───── Dataset excerpts ─────

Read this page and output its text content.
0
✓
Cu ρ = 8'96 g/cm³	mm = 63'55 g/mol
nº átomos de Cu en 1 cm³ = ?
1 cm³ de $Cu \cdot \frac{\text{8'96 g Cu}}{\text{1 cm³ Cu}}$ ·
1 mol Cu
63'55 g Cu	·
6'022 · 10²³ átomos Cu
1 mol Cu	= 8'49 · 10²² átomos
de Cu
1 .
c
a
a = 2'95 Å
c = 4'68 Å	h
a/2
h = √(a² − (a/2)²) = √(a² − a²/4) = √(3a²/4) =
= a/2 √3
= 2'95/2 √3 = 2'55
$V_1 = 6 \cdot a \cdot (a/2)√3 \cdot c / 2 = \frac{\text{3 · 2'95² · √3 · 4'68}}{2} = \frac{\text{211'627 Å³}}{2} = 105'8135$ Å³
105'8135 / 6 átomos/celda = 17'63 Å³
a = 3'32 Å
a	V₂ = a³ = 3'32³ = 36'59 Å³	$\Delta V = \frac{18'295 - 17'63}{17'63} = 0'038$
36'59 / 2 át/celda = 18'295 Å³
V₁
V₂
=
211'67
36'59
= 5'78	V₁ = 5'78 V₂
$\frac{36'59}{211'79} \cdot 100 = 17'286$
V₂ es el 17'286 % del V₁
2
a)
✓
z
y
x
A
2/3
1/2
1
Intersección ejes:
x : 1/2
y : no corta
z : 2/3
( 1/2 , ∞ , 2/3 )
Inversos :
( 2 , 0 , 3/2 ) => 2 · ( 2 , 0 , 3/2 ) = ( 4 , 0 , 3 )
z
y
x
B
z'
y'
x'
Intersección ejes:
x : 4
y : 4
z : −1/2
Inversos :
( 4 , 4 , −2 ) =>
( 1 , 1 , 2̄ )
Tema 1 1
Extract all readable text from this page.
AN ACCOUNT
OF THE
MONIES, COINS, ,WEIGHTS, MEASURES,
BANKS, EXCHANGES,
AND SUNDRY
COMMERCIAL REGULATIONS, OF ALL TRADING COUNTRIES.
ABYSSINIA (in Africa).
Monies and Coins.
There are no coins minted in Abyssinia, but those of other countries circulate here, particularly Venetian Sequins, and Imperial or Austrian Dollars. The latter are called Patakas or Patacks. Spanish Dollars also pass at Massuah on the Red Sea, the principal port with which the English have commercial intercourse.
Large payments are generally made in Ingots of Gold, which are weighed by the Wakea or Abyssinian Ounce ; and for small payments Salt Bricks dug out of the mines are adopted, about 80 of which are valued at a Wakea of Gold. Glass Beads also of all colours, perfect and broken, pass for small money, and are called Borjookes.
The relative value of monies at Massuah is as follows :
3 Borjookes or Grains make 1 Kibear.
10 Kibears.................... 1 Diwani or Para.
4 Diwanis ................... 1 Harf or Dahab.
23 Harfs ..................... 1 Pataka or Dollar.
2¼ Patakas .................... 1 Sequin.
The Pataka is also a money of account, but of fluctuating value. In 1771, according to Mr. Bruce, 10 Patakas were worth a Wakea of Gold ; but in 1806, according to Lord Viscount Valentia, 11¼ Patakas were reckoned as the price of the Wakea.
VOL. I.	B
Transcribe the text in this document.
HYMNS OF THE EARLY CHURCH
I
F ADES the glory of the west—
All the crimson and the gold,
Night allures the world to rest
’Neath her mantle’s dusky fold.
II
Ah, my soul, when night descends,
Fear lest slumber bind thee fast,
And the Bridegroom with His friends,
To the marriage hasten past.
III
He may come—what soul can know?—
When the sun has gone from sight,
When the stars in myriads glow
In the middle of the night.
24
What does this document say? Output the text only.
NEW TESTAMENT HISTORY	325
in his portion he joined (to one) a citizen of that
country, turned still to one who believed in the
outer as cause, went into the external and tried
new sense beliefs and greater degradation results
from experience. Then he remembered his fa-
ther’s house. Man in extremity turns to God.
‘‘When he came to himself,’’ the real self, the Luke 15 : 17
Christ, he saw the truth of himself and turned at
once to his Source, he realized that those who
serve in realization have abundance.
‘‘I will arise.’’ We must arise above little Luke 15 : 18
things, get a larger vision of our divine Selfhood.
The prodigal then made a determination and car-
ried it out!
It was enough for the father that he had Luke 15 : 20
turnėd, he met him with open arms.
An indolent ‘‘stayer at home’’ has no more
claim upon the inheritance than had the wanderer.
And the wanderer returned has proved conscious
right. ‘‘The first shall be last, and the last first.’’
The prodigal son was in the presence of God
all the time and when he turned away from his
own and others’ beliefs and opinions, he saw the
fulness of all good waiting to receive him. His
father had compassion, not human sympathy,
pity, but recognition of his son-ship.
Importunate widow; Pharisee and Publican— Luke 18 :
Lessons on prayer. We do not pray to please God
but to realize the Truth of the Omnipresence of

─────

Using the data above, reproduce every line exactly.

Read this page and output its text content.
0
✓
Cu ρ = 8'96 g/cm³	mm = 63'55 g/mol
nº átomos de Cu en 1 cm³ = ?
1 cm³ de $Cu \cdot \frac{\text{8'96 g Cu}}{\text{1 cm³ Cu}}$ ·
1 mol Cu
63'55 g Cu	·
6'022 · 10²³ átomos Cu
1 mol Cu	= 8'49 · 10²² átomos
de Cu
1 .
c
a
a = 2'95 Å
c = 4'68 Å	h
a/2
h = √(a² − (a/2)²) = √(a² − a²/4) = √(3a²/4) =
= a/2 √3
= 2'95/2 √3 = 2'55
$V_1 = 6 \cdot a \cdot (a/2)√3 \cdot c / 2 = \frac{\text{3 · 2'95² · √3 · 4'68}}{2} = \frac{\text{211'627 Å³}}{2} = 105'8135$ Å³
105'8135 / 6 átomos/celda = 17'63 Å³
a = 3'32 Å
a	V₂ = a³ = 3'32³ = 36'59 Å³	$\Delta V = \frac{18'295 - 17'63}{17'63} = 0'038$
36'59 / 2 át/celda = 18'295 Å³
V₁
V₂
=
211'67
36'59
= 5'78	V₁ = 5'78 V₂
$\frac{36'59}{211'79} \cdot 100 = 17'286$
V₂ es el 17'286 % del V₁
2
a)
✓
z
y
x
A
2/3
1/2
1
Intersección ejes:
x : 1/2
y : no corta
z : 2/3
( 1/2 , ∞ , 2/3 )
Inversos :
( 2 , 0 , 3/2 ) => 2 · ( 2 , 0 , 3/2 ) = ( 4 , 0 , 3 )
z
y
x
B
z'
y'
x'
Intersección ejes:
x : 4
y : 4
z : −1/2
Inversos :
( 4 , 4 , −2 ) =>
( 1 , 1 , 2̄ )
Tema 1 1
Extract all readable text from this page.
AN ACCOUNT
OF THE
MONIES, COINS, ,WEIGHTS, MEASURES,
BANKS, EXCHANGES,
AND SUNDRY
COMMERCIAL REGULATIONS, OF ALL TRADING COUNTRIES.
ABYSSINIA (in Africa).
Monies and Coins.
There are no coins minted in Abyssinia, but those of other countries circulate here, particularly Venetian Sequins, and Imperial or Austrian Dollars. The latter are called Patakas or Patacks. Spanish Dollars also pass at Massuah on the Red Sea, the principal port with which the English have commercial intercourse.
Large payments are generally made in Ingots of Gold, which are weighed by the Wakea or Abyssinian Ounce ; and for small payments Salt Bricks dug out of the mines are adopted, about 80 of which are valued at a Wakea of Gold. Glass Beads also of all colours, perfect and broken, pass for small money, and are called Borjookes.
The relative value of monies at Massuah is as follows :
3 Borjookes or Grains make 1 Kibear.
10 Kibears.................... 1 Diwani or Para.
4 Diwanis ................... 1 Harf or Dahab.
23 Harfs ..................... 1 Pataka or Dollar.
2¼ Patakas .................... 1 Sequin.
The Pataka is also a money of account, but of fluctuating value. In 1771, according to Mr. Bruce, 10 Patakas were worth a Wakea of Gold ; but in 1806, according to Lord Viscount Valentia, 11¼ Patakas were reckoned as the price of the Wakea.
VOL. I.	B
Transcribe the text in this document.
HYMNS OF THE EARLY CHURCH
I
F ADES the glory of the west—
All the crimson and the gold,
Night allures the world to rest
’Neath her mantle’s dusky fold.
II
Ah, my soul, when night descends,
Fear lest slumber bind thee fast,
And the Bridegroom with His friends,
To the marriage hasten past.
III
He may come—what soul can know?—
When the sun has gone from sight,
When the stars in myriads glow
In the middle of the night.
24
What does this document say? Output the text only.
NEW TESTAMENT HISTORY	325
in his portion he joined (to one) a citizen of that
country, turned still to one who believed in the
outer as cause, went into the external and tried
new sense beliefs and greater degradation results
from experience. Then he remembered his fa-
ther’s house. Man in extremity turns to God.
‘‘When he came to himself,’’ the real self, the Luke 15 : 17
Christ, he saw the truth of himself and turned at
once to his Source, he realized that those who
serve in realization have abundance.
‘‘I will arise.’’ We must arise above little Luke 15 : 18
things, get a larger vision of our divine Selfhood.
The prodigal then made a determination and car-
ried it out!
It was enough for the father that he had Luke 15 : 20
turnėd, he met him with open arms.
An indolent ‘‘stayer at home’’ has no more
claim upon the inheritance than had the wanderer.
And the wanderer returned has proved conscious
right. ‘‘The first shall be last, and the last first.’’
The prodigal son was in the presence of God
all the time and when he turned away from his
own and others’ beliefs and opinions, he saw the
fulness of all good waiting to receive him. His
father had compassion, not human sympathy,
pity, but recognition of his son-ship.
Importunate widow; Pharisee and Publican— Luke 18 :
Lessons on prayer. We do not pray to please God
but to realize the Truth of the Omnipresence of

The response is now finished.